> DATA TO USE
━━━━

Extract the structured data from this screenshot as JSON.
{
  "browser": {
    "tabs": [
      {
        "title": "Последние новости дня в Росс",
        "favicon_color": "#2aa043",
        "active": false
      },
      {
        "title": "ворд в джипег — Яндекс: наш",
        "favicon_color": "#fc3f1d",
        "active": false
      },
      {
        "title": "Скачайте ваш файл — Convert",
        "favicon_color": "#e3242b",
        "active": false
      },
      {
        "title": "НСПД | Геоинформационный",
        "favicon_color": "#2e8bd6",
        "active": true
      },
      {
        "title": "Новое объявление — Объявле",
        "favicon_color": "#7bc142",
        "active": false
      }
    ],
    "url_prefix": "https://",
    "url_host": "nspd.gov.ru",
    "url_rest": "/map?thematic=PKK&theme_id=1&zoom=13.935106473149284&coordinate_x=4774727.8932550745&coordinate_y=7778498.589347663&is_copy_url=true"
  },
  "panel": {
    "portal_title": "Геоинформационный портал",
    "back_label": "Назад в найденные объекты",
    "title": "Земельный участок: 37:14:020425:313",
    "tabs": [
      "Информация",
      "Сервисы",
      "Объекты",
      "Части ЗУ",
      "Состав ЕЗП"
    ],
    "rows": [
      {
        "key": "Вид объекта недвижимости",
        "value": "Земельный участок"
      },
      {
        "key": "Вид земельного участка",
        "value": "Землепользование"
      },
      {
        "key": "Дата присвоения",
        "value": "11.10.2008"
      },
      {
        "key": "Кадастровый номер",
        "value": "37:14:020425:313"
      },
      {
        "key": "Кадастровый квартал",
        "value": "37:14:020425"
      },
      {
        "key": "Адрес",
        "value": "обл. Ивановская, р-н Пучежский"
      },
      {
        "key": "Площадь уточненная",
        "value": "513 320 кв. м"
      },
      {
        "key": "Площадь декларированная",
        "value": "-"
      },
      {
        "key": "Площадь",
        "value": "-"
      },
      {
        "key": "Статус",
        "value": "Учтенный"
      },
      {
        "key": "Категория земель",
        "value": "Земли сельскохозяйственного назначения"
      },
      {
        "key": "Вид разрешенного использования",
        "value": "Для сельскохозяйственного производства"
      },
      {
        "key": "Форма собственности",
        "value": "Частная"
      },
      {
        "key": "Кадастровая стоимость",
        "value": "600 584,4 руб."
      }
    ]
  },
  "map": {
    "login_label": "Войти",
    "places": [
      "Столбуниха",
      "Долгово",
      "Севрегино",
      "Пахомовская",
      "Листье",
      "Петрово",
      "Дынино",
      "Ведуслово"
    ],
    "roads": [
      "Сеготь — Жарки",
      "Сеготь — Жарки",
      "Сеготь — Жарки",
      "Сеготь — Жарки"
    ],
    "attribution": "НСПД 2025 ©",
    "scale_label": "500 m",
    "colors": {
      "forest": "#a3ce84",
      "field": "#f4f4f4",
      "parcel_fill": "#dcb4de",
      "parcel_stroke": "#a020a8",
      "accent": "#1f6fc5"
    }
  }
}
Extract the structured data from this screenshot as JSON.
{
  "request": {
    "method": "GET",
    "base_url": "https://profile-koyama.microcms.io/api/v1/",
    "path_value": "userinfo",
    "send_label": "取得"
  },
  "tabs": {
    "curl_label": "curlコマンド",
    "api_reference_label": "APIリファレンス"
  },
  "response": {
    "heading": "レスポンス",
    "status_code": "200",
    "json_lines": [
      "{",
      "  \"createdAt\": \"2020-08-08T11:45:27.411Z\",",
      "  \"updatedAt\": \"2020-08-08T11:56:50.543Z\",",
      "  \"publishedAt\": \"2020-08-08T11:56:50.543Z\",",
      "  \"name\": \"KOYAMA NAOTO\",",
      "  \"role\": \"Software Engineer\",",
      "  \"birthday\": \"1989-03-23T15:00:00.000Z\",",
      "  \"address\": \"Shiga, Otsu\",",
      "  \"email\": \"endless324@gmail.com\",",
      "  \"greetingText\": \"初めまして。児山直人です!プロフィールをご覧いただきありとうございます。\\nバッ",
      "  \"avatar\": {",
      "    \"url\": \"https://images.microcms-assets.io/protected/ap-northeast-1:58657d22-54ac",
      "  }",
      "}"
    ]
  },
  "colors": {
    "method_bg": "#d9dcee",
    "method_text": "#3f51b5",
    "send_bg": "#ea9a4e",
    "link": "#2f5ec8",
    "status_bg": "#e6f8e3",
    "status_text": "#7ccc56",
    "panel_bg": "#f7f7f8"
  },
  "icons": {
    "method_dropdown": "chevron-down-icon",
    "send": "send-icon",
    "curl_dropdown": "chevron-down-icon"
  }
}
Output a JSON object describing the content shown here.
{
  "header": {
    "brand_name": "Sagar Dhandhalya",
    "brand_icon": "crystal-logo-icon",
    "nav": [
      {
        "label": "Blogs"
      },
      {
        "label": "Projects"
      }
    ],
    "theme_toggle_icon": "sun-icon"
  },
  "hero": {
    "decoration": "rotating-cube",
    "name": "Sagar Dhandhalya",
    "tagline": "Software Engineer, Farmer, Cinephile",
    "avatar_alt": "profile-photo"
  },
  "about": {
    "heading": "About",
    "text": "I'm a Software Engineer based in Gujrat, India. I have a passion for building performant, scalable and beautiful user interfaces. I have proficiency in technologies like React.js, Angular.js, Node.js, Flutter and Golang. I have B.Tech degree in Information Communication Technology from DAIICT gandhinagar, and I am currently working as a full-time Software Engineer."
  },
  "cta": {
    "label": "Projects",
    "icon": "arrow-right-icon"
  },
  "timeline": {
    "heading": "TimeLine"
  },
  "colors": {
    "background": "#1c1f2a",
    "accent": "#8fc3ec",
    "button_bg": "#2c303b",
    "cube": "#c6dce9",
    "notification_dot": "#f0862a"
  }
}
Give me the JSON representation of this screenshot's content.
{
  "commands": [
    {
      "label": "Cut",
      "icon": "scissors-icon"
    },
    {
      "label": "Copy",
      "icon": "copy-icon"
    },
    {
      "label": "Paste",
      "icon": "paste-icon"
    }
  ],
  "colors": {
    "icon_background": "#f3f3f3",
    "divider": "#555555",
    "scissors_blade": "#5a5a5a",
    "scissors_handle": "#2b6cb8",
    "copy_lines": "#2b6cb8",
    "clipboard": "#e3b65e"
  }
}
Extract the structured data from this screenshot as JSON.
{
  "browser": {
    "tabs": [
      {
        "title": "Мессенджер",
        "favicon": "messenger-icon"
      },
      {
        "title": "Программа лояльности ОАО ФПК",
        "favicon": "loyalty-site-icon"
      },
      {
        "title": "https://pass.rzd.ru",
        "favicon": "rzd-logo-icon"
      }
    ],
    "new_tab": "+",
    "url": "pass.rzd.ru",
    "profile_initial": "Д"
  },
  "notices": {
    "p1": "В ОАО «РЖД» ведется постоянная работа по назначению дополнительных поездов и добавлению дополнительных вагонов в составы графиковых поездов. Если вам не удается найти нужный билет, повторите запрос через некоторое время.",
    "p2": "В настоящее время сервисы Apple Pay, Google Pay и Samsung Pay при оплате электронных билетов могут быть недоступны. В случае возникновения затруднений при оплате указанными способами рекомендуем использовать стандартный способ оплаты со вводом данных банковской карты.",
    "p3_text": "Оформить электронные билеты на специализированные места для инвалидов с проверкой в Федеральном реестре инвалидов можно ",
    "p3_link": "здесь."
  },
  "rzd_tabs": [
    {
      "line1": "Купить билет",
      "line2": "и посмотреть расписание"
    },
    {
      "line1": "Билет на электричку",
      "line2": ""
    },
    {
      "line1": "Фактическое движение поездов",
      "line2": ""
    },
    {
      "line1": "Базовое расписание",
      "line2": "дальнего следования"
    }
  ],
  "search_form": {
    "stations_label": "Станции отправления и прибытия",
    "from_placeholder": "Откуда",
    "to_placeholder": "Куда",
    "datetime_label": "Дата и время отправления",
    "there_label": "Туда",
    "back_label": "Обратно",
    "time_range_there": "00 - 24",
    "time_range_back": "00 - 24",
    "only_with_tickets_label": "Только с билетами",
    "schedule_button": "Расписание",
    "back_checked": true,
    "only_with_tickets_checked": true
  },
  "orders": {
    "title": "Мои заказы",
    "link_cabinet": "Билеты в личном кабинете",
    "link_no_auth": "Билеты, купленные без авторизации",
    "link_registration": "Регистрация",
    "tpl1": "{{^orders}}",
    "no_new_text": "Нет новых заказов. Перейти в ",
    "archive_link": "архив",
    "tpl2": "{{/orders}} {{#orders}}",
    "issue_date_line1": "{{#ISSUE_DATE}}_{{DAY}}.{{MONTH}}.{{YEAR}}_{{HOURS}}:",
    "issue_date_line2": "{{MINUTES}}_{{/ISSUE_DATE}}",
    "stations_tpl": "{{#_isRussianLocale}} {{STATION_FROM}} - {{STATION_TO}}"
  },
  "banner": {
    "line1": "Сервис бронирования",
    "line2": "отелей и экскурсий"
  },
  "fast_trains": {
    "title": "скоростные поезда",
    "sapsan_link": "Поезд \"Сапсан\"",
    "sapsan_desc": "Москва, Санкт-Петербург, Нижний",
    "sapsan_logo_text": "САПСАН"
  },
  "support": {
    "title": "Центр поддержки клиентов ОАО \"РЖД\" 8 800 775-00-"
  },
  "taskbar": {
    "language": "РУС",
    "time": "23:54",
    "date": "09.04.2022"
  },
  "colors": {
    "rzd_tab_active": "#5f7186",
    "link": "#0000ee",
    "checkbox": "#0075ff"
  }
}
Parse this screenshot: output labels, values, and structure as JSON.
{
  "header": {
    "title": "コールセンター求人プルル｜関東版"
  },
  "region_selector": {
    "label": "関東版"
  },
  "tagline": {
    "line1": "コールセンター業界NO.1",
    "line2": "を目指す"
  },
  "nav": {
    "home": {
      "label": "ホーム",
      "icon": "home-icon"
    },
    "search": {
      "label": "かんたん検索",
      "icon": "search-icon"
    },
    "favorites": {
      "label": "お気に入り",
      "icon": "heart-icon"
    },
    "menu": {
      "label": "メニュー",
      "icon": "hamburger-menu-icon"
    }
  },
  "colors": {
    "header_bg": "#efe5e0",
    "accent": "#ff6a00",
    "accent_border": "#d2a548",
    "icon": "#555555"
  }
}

━━━━

> EXERCISE OBJECTIVE
Copy every line that contains the string "heading".

> ANSWER TO THE PROBLEM
    "heading": "レスポンス",
    "heading": "About",
    "heading": "TimeLine"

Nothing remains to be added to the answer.